> **EXCERPT**
Sensor failure detection in road tunnel ventilation
This paper has presented a failure detection method for TC (traffic counter(s)), AV (Air velocity), VI (visibility index), and CO meters in routine tunnel operation. The method makes statistical comparisons between measured values and values predicted by air speed and pollution models based on quasi-steady approximations to air flows. The following statements summarise the key messages of the paper: (1) Measurements of traffic data at tunnel portals can be used to predict evolving air velocities and pollutions concentrations throughout a tunnel; (2) By analyzing measured data over sufficiently long periods, it is possible to infer realistic approximations for values of base data describing tunnel and vehicle characteristics; (3) As a by-product of the method of determining optimal values for the base data, quantifiable statistical data are obtained about expected deviations between measured and predicted values at any particular sensor; (4) By monitoring statistical variations at sensors during actual tunnel operation and comparing them with the expected variations, it is possible to detect significant variations from normal behaviour and hence to identify instances of probable sensor malfunctions.

> **DATASET EXTRACT**
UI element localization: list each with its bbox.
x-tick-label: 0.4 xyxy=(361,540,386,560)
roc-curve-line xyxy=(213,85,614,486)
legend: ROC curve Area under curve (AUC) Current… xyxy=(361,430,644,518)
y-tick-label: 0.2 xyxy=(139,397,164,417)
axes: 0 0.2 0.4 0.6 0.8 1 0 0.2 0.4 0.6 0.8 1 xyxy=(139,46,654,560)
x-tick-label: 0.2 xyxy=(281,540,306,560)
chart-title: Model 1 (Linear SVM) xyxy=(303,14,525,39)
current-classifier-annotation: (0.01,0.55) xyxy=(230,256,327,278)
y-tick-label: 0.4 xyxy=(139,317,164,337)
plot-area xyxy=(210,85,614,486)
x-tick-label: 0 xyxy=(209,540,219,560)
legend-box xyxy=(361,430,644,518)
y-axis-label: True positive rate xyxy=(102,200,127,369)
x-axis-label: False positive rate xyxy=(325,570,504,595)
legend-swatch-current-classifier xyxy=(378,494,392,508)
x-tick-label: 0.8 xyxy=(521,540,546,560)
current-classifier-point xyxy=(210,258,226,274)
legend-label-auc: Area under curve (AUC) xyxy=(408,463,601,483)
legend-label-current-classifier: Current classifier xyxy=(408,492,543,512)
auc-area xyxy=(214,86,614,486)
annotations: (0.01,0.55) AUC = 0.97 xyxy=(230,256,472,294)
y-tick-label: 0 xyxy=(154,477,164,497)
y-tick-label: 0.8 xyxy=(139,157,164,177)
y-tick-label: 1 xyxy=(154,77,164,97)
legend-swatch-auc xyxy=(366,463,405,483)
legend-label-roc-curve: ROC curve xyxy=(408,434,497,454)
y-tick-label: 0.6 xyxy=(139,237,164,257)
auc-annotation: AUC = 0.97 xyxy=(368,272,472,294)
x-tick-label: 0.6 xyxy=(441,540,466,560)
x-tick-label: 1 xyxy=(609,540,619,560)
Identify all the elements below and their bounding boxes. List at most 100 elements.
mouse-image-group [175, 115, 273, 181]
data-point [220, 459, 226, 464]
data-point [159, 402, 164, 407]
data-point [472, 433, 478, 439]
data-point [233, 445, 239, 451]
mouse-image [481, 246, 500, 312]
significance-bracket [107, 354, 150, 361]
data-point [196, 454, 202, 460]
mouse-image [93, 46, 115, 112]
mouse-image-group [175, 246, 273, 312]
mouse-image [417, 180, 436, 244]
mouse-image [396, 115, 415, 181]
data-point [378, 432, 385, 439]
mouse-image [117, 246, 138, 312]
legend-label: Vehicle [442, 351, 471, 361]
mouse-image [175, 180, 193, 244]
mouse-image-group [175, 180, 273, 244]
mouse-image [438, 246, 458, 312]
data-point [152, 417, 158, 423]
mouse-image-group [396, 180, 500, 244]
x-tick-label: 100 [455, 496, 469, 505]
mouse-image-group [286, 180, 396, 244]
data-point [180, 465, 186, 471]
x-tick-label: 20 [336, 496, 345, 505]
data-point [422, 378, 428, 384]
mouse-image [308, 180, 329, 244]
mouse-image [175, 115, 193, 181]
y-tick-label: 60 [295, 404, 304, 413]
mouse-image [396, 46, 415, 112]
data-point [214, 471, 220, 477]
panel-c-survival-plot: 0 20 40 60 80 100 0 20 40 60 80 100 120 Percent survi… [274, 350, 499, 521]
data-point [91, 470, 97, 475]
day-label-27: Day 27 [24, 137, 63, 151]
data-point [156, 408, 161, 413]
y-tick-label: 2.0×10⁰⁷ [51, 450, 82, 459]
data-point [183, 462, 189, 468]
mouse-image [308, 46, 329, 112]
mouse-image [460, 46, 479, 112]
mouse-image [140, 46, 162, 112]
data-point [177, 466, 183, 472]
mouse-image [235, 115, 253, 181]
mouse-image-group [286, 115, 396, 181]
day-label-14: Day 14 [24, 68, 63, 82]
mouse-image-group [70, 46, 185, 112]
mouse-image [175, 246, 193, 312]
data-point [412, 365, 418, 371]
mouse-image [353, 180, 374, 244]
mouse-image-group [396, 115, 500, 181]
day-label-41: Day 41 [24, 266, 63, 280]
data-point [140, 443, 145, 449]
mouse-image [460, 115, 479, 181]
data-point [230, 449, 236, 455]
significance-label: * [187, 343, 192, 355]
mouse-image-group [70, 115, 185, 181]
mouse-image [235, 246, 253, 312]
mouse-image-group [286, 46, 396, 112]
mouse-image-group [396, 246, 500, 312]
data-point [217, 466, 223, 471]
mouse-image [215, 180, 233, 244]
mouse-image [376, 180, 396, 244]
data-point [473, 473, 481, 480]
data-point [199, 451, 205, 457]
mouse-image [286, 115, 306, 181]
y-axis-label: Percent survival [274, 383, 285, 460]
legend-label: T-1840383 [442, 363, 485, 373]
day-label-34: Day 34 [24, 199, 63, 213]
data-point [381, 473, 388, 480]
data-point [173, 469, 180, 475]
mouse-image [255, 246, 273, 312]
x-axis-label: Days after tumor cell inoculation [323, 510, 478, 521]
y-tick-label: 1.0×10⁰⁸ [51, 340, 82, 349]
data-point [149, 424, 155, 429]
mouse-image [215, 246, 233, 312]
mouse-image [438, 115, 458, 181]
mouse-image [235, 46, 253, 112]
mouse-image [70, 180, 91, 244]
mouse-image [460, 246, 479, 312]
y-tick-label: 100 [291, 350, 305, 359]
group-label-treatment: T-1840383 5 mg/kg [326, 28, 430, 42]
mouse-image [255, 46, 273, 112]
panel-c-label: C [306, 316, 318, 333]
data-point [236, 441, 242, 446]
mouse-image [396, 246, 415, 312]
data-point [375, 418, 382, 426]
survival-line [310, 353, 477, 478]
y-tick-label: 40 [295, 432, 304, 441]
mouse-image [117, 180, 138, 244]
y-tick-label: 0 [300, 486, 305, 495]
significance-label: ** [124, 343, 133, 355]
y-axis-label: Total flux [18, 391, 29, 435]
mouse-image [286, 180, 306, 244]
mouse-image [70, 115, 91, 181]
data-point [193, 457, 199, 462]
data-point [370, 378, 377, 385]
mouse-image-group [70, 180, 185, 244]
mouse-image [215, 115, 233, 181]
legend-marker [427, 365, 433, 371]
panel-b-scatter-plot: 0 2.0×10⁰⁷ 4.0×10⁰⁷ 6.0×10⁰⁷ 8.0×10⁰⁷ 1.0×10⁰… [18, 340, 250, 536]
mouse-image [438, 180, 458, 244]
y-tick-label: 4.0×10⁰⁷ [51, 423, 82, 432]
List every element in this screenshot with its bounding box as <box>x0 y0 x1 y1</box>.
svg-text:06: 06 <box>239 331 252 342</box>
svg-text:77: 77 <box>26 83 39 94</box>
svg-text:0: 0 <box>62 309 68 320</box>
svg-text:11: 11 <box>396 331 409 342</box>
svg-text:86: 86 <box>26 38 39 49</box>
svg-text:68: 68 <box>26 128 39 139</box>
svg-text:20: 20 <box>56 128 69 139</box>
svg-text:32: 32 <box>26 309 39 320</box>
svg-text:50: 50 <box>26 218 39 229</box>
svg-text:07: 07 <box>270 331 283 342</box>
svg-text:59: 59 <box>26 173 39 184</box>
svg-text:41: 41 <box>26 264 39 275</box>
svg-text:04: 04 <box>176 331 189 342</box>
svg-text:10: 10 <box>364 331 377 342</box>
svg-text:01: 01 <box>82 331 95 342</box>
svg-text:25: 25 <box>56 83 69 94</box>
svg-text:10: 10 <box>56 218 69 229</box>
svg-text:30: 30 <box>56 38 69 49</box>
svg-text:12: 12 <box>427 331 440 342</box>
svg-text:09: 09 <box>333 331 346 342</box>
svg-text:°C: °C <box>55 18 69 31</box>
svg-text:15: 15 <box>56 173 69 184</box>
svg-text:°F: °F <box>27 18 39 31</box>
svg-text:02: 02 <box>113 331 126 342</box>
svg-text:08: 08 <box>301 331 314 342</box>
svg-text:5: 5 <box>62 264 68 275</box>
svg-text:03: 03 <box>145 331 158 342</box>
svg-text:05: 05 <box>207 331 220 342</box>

> **WORK ITEM**
Answer these questions about the sensor failure detection excerpt:
(a) Which four kinds of meters does the failure detection method cover?
(b) What are the measured values compared with?
(c) Where are the traffic measurements taken that can be used to predict air velocities and pollution concentrations?

> **WRITTEN RESPONSE**
(a) TC (traffic counter), AV (air velocity), VI (visibility index), and CO meters.
(b) Values predicted by air speed and pollution models based on quasi-steady approximations to air flows.
(c) At tunnel portals.